Begin Information given
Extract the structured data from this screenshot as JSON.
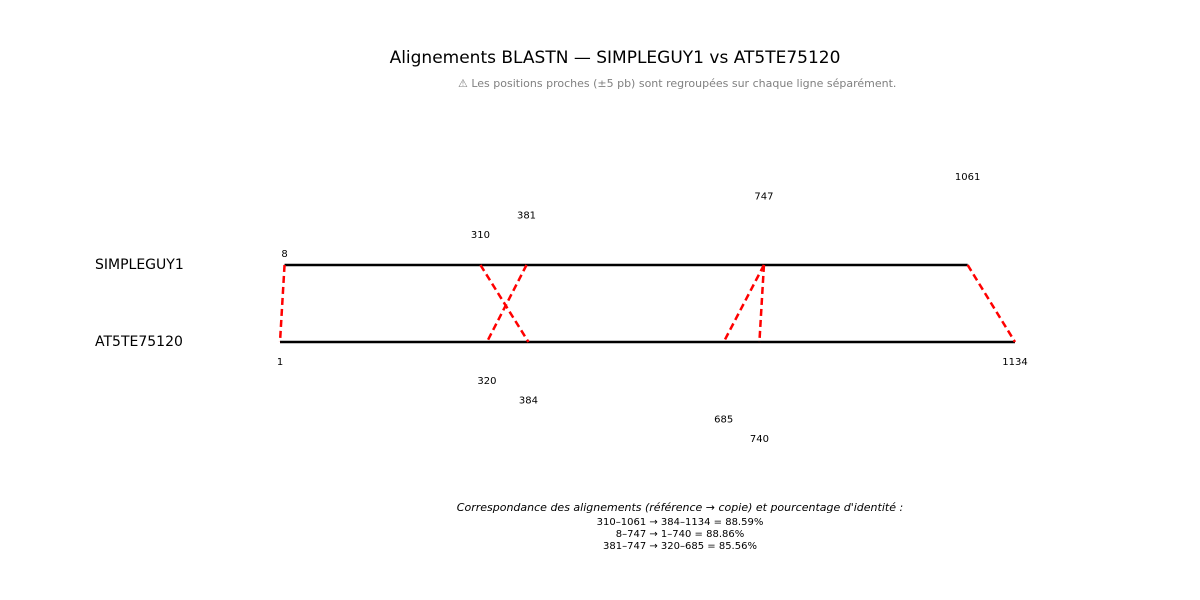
{
  "title": "Alignements BLASTN — SIMPLEGUY1 vs AT5TE75120",
  "subtitle": "⚠ Les positions proches (±5 pb) sont regroupées sur chaque ligne séparément.",
  "sequences": {
    "reference": {
      "name": "SIMPLEGUY1",
      "start": 8,
      "end": 1061
    },
    "copy": {
      "name": "AT5TE75120",
      "start": 1,
      "end": 1134
    }
  },
  "colors": {
    "sequence_line": "#000000",
    "alignment_link": "#ff0000",
    "subtitle": "#808080"
  },
  "alignments": [
    {
      "ref_start": 310,
      "ref_end": 1061,
      "copy_start": 384,
      "copy_end": 1134,
      "identity": "88.59%"
    },
    {
      "ref_start": 8,
      "ref_end": 747,
      "copy_start": 1,
      "copy_end": 740,
      "identity": "88.86%"
    },
    {
      "ref_start": 381,
      "ref_end": 747,
      "copy_start": 320,
      "copy_end": 685,
      "identity": "85.56%"
    }
  ],
  "ref_positions": [
    "8",
    "310",
    "381",
    "747",
    "1061"
  ],
  "copy_positions": [
    "1",
    "320",
    "384",
    "685",
    "740",
    "1134"
  ],
  "legend": {
    "title": "Correspondance des alignements (référence → copie) et pourcentage d'identité :",
    "lines": [
      "310–1061 → 384–1134 = 88.59%",
      "8–747 → 1–740 = 88.86%",
      "381–747 → 320–685 = 85.56%"
    ]
  }
}
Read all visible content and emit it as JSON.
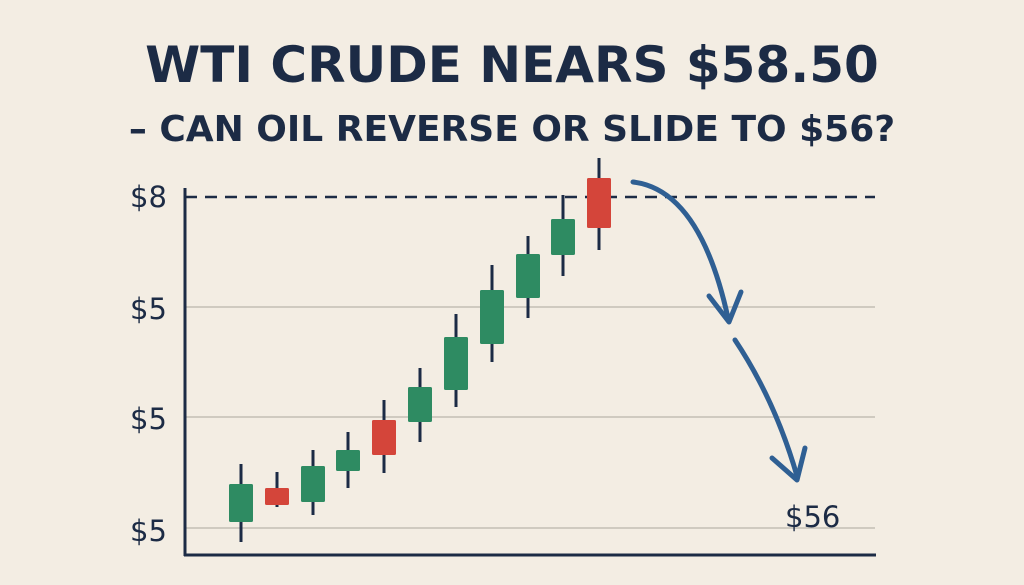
{
  "header": {
    "title": [
      "WTI CRUDE NEARS $58.50",
      "– CAN OIL REVERSE OR SLIDE TO $56?"
    ]
  },
  "axis": {
    "labels": [
      "$8",
      "$5",
      "$5",
      "$5"
    ]
  },
  "annotation": "$56"
}
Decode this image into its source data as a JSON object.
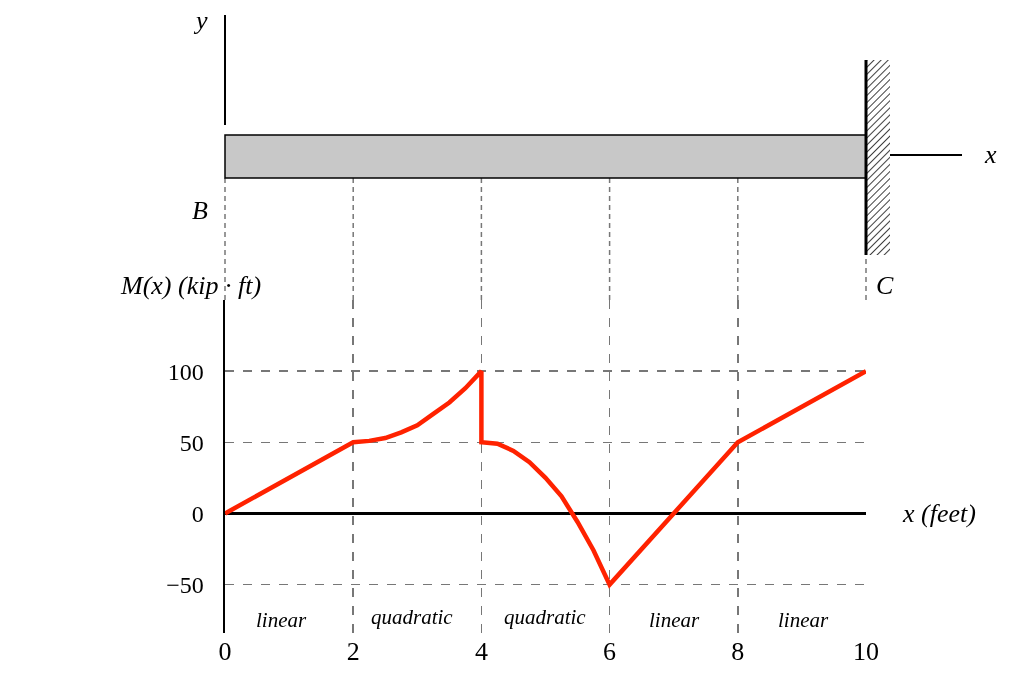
End Information given
▶ **What the task requires**: Gather up the lines containing the word "JSON" from these records and copy them.

▶ **Problem solution**:
Extract the structured data from this screenshot as JSON.
Read all visible content and emit it as JSON.
Decode this image into its source data as a JSON object.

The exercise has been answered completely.